Short exercise:
Repeat every line of the material, character for character.

(Figure content listings)
- - -

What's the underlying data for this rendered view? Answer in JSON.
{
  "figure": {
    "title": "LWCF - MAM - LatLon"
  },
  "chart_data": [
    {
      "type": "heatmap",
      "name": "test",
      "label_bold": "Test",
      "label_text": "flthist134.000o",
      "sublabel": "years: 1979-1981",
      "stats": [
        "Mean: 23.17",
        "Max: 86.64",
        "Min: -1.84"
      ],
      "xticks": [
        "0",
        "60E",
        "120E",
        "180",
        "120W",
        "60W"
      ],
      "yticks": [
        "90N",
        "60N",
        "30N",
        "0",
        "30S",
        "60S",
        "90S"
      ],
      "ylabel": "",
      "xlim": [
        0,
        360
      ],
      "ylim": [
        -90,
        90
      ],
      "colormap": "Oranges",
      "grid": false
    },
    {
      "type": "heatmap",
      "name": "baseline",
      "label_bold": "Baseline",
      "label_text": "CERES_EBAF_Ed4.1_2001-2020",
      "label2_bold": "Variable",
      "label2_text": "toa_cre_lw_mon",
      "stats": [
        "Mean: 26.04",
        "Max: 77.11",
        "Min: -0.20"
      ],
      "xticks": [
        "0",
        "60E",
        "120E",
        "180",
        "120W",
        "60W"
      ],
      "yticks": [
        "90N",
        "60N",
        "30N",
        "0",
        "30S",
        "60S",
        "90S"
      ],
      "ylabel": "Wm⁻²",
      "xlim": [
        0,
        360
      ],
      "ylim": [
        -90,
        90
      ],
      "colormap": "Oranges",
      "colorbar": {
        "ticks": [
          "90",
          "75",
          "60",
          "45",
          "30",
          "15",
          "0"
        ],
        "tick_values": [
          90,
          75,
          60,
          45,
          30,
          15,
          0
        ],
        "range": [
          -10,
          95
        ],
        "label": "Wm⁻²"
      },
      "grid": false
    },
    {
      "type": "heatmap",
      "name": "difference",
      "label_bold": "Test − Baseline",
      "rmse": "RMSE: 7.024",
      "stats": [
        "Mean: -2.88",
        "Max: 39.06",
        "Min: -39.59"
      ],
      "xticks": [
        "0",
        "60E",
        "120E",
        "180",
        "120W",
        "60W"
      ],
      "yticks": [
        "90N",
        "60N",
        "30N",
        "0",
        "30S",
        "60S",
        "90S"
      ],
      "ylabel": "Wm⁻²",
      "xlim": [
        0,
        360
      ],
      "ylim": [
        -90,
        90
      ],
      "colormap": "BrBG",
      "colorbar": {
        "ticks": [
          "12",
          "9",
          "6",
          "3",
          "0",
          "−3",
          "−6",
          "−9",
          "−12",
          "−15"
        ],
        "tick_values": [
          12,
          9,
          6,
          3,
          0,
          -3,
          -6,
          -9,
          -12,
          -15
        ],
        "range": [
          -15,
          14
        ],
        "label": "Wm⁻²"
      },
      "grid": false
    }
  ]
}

- - -

Final result:
What's the underlying data for this rendered view? Answer in JSON.
{
  "figure": {
    "title": "LWCF - MAM - LatLon"
  },
  "chart_data": [
    {
      "type": "heatmap",
      "name": "test",
      "label_bold": "Test",
      "label_text": "flthist134.000o",
      "sublabel": "years: 1979-1981",
      "stats": [
        "Mean: 23.17",
        "Max: 86.64",
        "Min: -1.84"
      ],
      "xticks": [
        "0",
        "60E",
        "120E",
        "180",
        "120W",
        "60W"
      ],
      "yticks": [
        "90N",
        "60N",
        "30N",
        "0",
        "30S",
        "60S",
        "90S"
      ],
      "ylabel": "",
      "xlim": [
        0,
        360
      ],
      "ylim": [
        -90,
        90
      ],
      "colormap": "Oranges",
      "grid": false
    },
    {
      "type": "heatmap",
      "name": "baseline",
      "label_bold": "Baseline",
      "label_text": "CERES_EBAF_Ed4.1_2001-2020",
      "label2_bold": "Variable",
      "label2_text": "toa_cre_lw_mon",
      "stats": [
        "Mean: 26.04",
        "Max: 77.11",
        "Min: -0.20"
      ],
      "xticks": [
        "0",
        "60E",
        "120E",
        "180",
        "120W",
        "60W"
      ],
      "yticks": [
        "90N",
        "60N",
        "30N",
        "0",
        "30S",
        "60S",
        "90S"
      ],
      "ylabel": "Wm⁻²",
      "xlim": [
        0,
        360
      ],
      "ylim": [
        -90,
        90
      ],
      "colormap": "Oranges",
      "colorbar": {
        "ticks": [
          "90",
          "75",
          "60",
          "45",
          "30",
          "15",
          "0"
        ],
        "tick_values": [
          90,
          75,
          60,
          45,
          30,
          15,
          0
        ],
        "range": [
          -10,
          95
        ],
        "label": "Wm⁻²"
      },
      "grid": false
    },
    {
      "type": "heatmap",
      "name": "difference",
      "label_bold": "Test − Baseline",
      "rmse": "RMSE: 7.024",
      "stats": [
        "Mean: -2.88",
        "Max: 39.06",
        "Min: -39.59"
      ],
      "xticks": [
        "0",
        "60E",
        "120E",
        "180",
        "120W",
        "60W"
      ],
      "yticks": [
        "90N",
        "60N",
        "30N",
        "0",
        "30S",
        "60S",
        "90S"
      ],
      "ylabel": "Wm⁻²",
      "xlim": [
        0,
        360
      ],
      "ylim": [
        -90,
        90
      ],
      "colormap": "BrBG",
      "colorbar": {
        "ticks": [
          "12",
          "9",
          "6",
          "3",
          "0",
          "−3",
          "−6",
          "−9",
          "−12",
          "−15"
        ],
        "tick_values": [
          12,
          9,
          6,
          3,
          0,
          -3,
          -6,
          -9,
          -12,
          -15
        ],
        "range": [
          -15,
          14
        ],
        "label": "Wm⁻²"
      },
      "grid": false
    }
  ]
}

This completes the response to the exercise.